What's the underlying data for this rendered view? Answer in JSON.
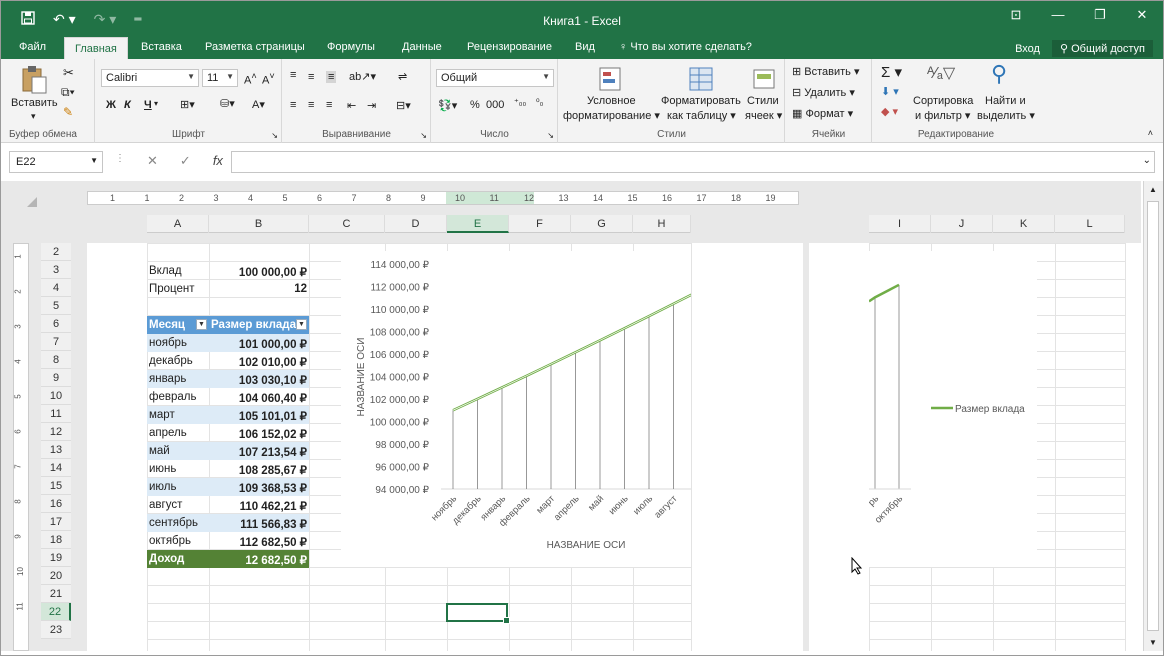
{
  "window": {
    "title": "Книга1 - Excel"
  },
  "tabs": [
    "Файл",
    "Главная",
    "Вставка",
    "Разметка страницы",
    "Формулы",
    "Данные",
    "Рецензирование",
    "Вид"
  ],
  "tell_me": "Что вы хотите сделать?",
  "login": "Вход",
  "share": "Общий доступ",
  "ribbon": {
    "clipboard": {
      "paste": "Вставить",
      "label": "Буфер обмена"
    },
    "font": {
      "name": "Calibri",
      "size": "11",
      "bold": "Ж",
      "italic": "К",
      "underline": "Ч",
      "label": "Шрифт"
    },
    "alignment": {
      "label": "Выравнивание"
    },
    "number": {
      "format": "Общий",
      "label": "Число"
    },
    "styles": {
      "conditional1": "Условное",
      "conditional2": "форматирование",
      "format_table1": "Форматировать",
      "format_table2": "как таблицу",
      "cell_styles1": "Стили",
      "cell_styles2": "ячеек",
      "label": "Стили"
    },
    "cells": {
      "insert": "Вставить",
      "delete": "Удалить",
      "format": "Формат",
      "label": "Ячейки"
    },
    "editing": {
      "sort1": "Сортировка",
      "sort2": "и фильтр",
      "find1": "Найти и",
      "find2": "выделить",
      "label": "Редактирование"
    }
  },
  "formula_bar": {
    "name_box": "E22",
    "formula": ""
  },
  "ruler": [
    "1",
    "1",
    "2",
    "3",
    "4",
    "5",
    "6",
    "7",
    "8",
    "9",
    "10",
    "11",
    "12",
    "13",
    "14",
    "15",
    "16",
    "17",
    "18",
    "19"
  ],
  "vruler": [
    "1",
    "2",
    "3",
    "4",
    "5",
    "6",
    "7",
    "8",
    "9",
    "10",
    "11"
  ],
  "columns": [
    "A",
    "B",
    "C",
    "D",
    "E",
    "F",
    "G",
    "H",
    "I",
    "J",
    "K",
    "L"
  ],
  "rows": [
    "2",
    "3",
    "4",
    "5",
    "6",
    "7",
    "8",
    "9",
    "10",
    "11",
    "12",
    "13",
    "14",
    "15",
    "16",
    "17",
    "18",
    "19",
    "20",
    "21",
    "22",
    "23"
  ],
  "selected_column": "E",
  "selected_row": "22",
  "sheet": {
    "deposit_label": "Вклад",
    "deposit_value": "100 000,00 ₽",
    "percent_label": "Процент",
    "percent_value": "12",
    "table_header": [
      "Месяц",
      "Размер вклада"
    ],
    "table_rows": [
      [
        "ноябрь",
        "101 000,00 ₽"
      ],
      [
        "декабрь",
        "102 010,00 ₽"
      ],
      [
        "январь",
        "103 030,10 ₽"
      ],
      [
        "февраль",
        "104 060,40 ₽"
      ],
      [
        "март",
        "105 101,01 ₽"
      ],
      [
        "апрель",
        "106 152,02 ₽"
      ],
      [
        "май",
        "107 213,54 ₽"
      ],
      [
        "июнь",
        "108 285,67 ₽"
      ],
      [
        "июль",
        "109 368,53 ₽"
      ],
      [
        "август",
        "110 462,21 ₽"
      ],
      [
        "сентябрь",
        "111 566,83 ₽"
      ],
      [
        "октябрь",
        "112 682,50 ₽"
      ]
    ],
    "income_label": "Доход",
    "income_value": "12 682,50 ₽"
  },
  "chart_data": {
    "type": "line",
    "title": "",
    "xlabel": "НАЗВАНИЕ ОСИ",
    "ylabel": "НАЗВАНИЕ ОСИ",
    "categories": [
      "ноябрь",
      "декабрь",
      "январь",
      "февраль",
      "март",
      "апрель",
      "май",
      "июнь",
      "июль",
      "август",
      "сентябрь",
      "октябрь"
    ],
    "ylim": [
      94000,
      114000
    ],
    "yticks": [
      "94 000,00 ₽",
      "96 000,00 ₽",
      "98 000,00 ₽",
      "100 000,00 ₽",
      "102 000,00 ₽",
      "104 000,00 ₽",
      "106 000,00 ₽",
      "108 000,00 ₽",
      "110 000,00 ₽",
      "112 000,00 ₽",
      "114 000,00 ₽"
    ],
    "series": [
      {
        "name": "Размер вклада",
        "values": [
          101000,
          102010,
          103030.1,
          104060.4,
          105101.01,
          106152.02,
          107213.54,
          108285.67,
          109368.53,
          110462.21,
          111566.83,
          112682.5
        ],
        "color": "#70ad47"
      }
    ],
    "drop_lines": true,
    "legend": "right"
  },
  "colors": {
    "accent": "#217346",
    "table_header": "#5b9bd5",
    "band": "#ddebf7",
    "income": "#548235",
    "series": "#70ad47"
  }
}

------------------------------------------------------------

• _TASK DETAILS_: Transcribe the full listing character for character. Pictures are excluded.

• _SOLUTION TO THIS PROBLEM_:
What's the underlying data for this rendered view? Answer in JSON.
{
  "window": {
    "title": "Книга1 - Excel"
  },
  "tabs": [
    "Файл",
    "Главная",
    "Вставка",
    "Разметка страницы",
    "Формулы",
    "Данные",
    "Рецензирование",
    "Вид"
  ],
  "tell_me": "Что вы хотите сделать?",
  "login": "Вход",
  "share": "Общий доступ",
  "ribbon": {
    "clipboard": {
      "paste": "Вставить",
      "label": "Буфер обмена"
    },
    "font": {
      "name": "Calibri",
      "size": "11",
      "bold": "Ж",
      "italic": "К",
      "underline": "Ч",
      "label": "Шрифт"
    },
    "alignment": {
      "label": "Выравнивание"
    },
    "number": {
      "format": "Общий",
      "label": "Число"
    },
    "styles": {
      "conditional1": "Условное",
      "conditional2": "форматирование",
      "format_table1": "Форматировать",
      "format_table2": "как таблицу",
      "cell_styles1": "Стили",
      "cell_styles2": "ячеек",
      "label": "Стили"
    },
    "cells": {
      "insert": "Вставить",
      "delete": "Удалить",
      "format": "Формат",
      "label": "Ячейки"
    },
    "editing": {
      "sort1": "Сортировка",
      "sort2": "и фильтр",
      "find1": "Найти и",
      "find2": "выделить",
      "label": "Редактирование"
    }
  },
  "formula_bar": {
    "name_box": "E22",
    "formula": ""
  },
  "ruler": [
    "1",
    "1",
    "2",
    "3",
    "4",
    "5",
    "6",
    "7",
    "8",
    "9",
    "10",
    "11",
    "12",
    "13",
    "14",
    "15",
    "16",
    "17",
    "18",
    "19"
  ],
  "vruler": [
    "1",
    "2",
    "3",
    "4",
    "5",
    "6",
    "7",
    "8",
    "9",
    "10",
    "11"
  ],
  "columns": [
    "A",
    "B",
    "C",
    "D",
    "E",
    "F",
    "G",
    "H",
    "I",
    "J",
    "K",
    "L"
  ],
  "rows": [
    "2",
    "3",
    "4",
    "5",
    "6",
    "7",
    "8",
    "9",
    "10",
    "11",
    "12",
    "13",
    "14",
    "15",
    "16",
    "17",
    "18",
    "19",
    "20",
    "21",
    "22",
    "23"
  ],
  "selected_column": "E",
  "selected_row": "22",
  "sheet": {
    "deposit_label": "Вклад",
    "deposit_value": "100 000,00 ₽",
    "percent_label": "Процент",
    "percent_value": "12",
    "table_header": [
      "Месяц",
      "Размер вклада"
    ],
    "table_rows": [
      [
        "ноябрь",
        "101 000,00 ₽"
      ],
      [
        "декабрь",
        "102 010,00 ₽"
      ],
      [
        "январь",
        "103 030,10 ₽"
      ],
      [
        "февраль",
        "104 060,40 ₽"
      ],
      [
        "март",
        "105 101,01 ₽"
      ],
      [
        "апрель",
        "106 152,02 ₽"
      ],
      [
        "май",
        "107 213,54 ₽"
      ],
      [
        "июнь",
        "108 285,67 ₽"
      ],
      [
        "июль",
        "109 368,53 ₽"
      ],
      [
        "август",
        "110 462,21 ₽"
      ],
      [
        "сентябрь",
        "111 566,83 ₽"
      ],
      [
        "октябрь",
        "112 682,50 ₽"
      ]
    ],
    "income_label": "Доход",
    "income_value": "12 682,50 ₽"
  },
  "chart_data": {
    "type": "line",
    "title": "",
    "xlabel": "НАЗВАНИЕ ОСИ",
    "ylabel": "НАЗВАНИЕ ОСИ",
    "categories": [
      "ноябрь",
      "декабрь",
      "январь",
      "февраль",
      "март",
      "апрель",
      "май",
      "июнь",
      "июль",
      "август",
      "сентябрь",
      "октябрь"
    ],
    "ylim": [
      94000,
      114000
    ],
    "yticks": [
      "94 000,00 ₽",
      "96 000,00 ₽",
      "98 000,00 ₽",
      "100 000,00 ₽",
      "102 000,00 ₽",
      "104 000,00 ₽",
      "106 000,00 ₽",
      "108 000,00 ₽",
      "110 000,00 ₽",
      "112 000,00 ₽",
      "114 000,00 ₽"
    ],
    "series": [
      {
        "name": "Размер вклада",
        "values": [
          101000,
          102010,
          103030.1,
          104060.4,
          105101.01,
          106152.02,
          107213.54,
          108285.67,
          109368.53,
          110462.21,
          111566.83,
          112682.5
        ],
        "color": "#70ad47"
      }
    ],
    "drop_lines": true,
    "legend": "right"
  },
  "colors": {
    "accent": "#217346",
    "table_header": "#5b9bd5",
    "band": "#ddebf7",
    "income": "#548235",
    "series": "#70ad47"
  }
}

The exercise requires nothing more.